### What to do
Where the data below has the string "JSON", return the whole line.

Stored entries
• • • •

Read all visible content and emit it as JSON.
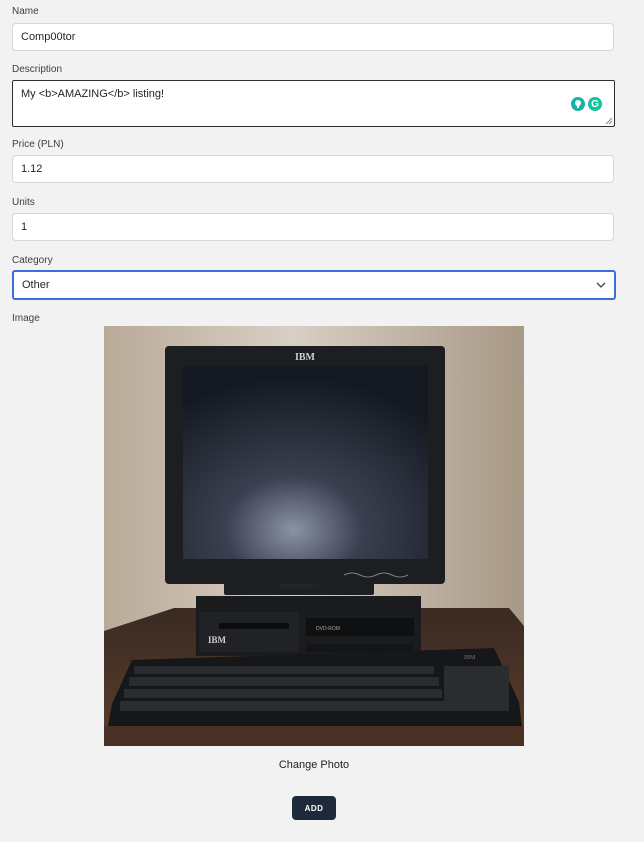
{
  "form": {
    "name": {
      "label": "Name",
      "value": "Comp00tor"
    },
    "description": {
      "label": "Description",
      "value": "My <b>AMAZING</b> listing!"
    },
    "price": {
      "label": "Price (PLN)",
      "value": "1.12"
    },
    "units": {
      "label": "Units",
      "value": "1"
    },
    "category": {
      "label": "Category",
      "selected": "Other"
    },
    "image": {
      "label": "Image",
      "photo_brand": "IBM",
      "drive_label": "DVD-ROM"
    },
    "change_photo_label": "Change Photo",
    "submit_label": "ADD"
  },
  "colors": {
    "page_bg": "#f2f2f2",
    "focus_border": "#3b6fd8",
    "button_bg": "#1e2a3a",
    "grammarly": "#15c39a"
  },
  "icons": [
    "grammarly-bulb-icon",
    "grammarly-g-icon",
    "resize-grip-icon",
    "chevron-down-icon"
  ]
}
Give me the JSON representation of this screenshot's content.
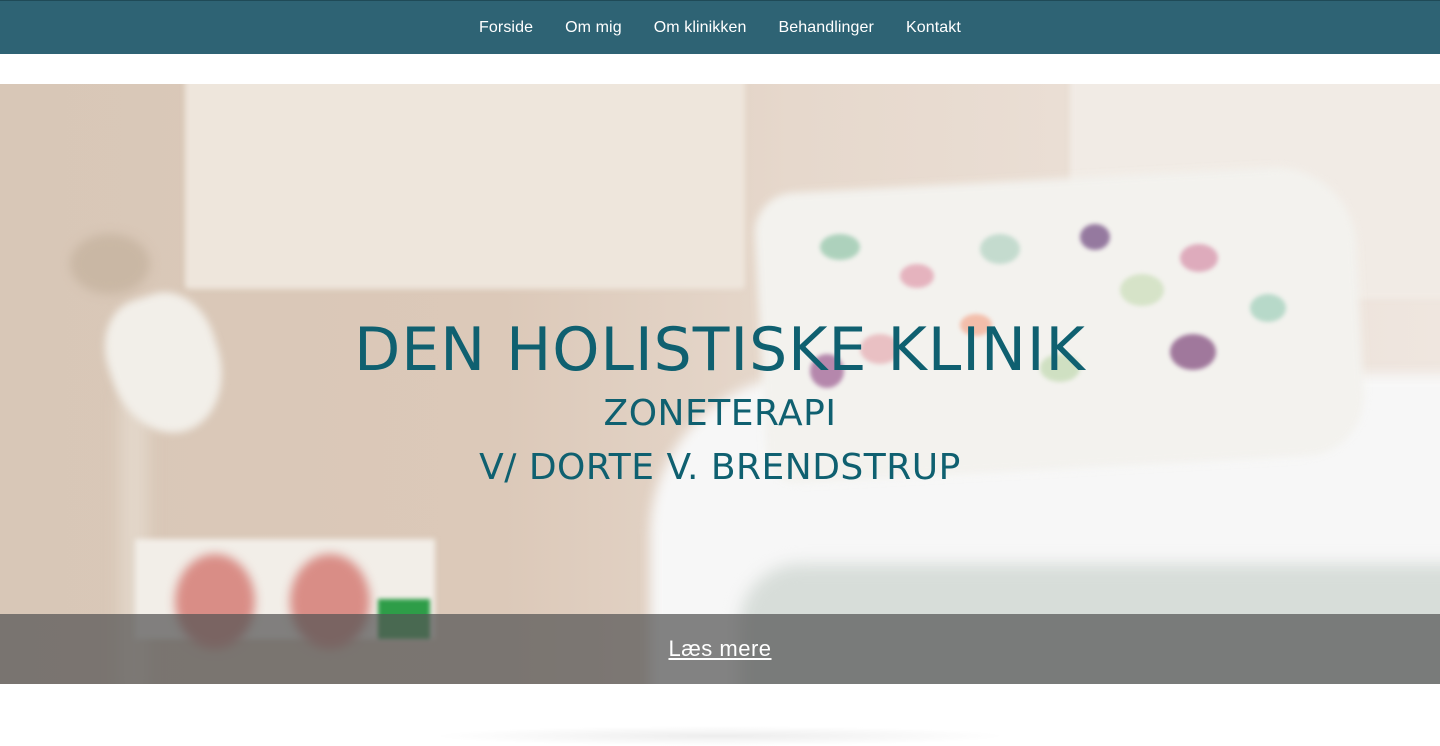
{
  "nav": {
    "items": [
      {
        "label": "Forside"
      },
      {
        "label": "Om mig"
      },
      {
        "label": "Om klinikken"
      },
      {
        "label": "Behandlinger"
      },
      {
        "label": "Kontakt"
      }
    ]
  },
  "hero": {
    "title": "DEN HOLISTISKE KLINIK",
    "subtitle_line1": "ZONETERAPI",
    "subtitle_line2": "V/ DORTE V. BRENDSTRUP",
    "read_more_label": "Læs mere"
  },
  "colors": {
    "nav_background": "#2e6374",
    "hero_text": "#0f6070",
    "readmore_bar": "#555555"
  }
}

• • • •

### Full output
Read all visible content and emit it as JSON.
Give me the JSON representation of this screenshot's content.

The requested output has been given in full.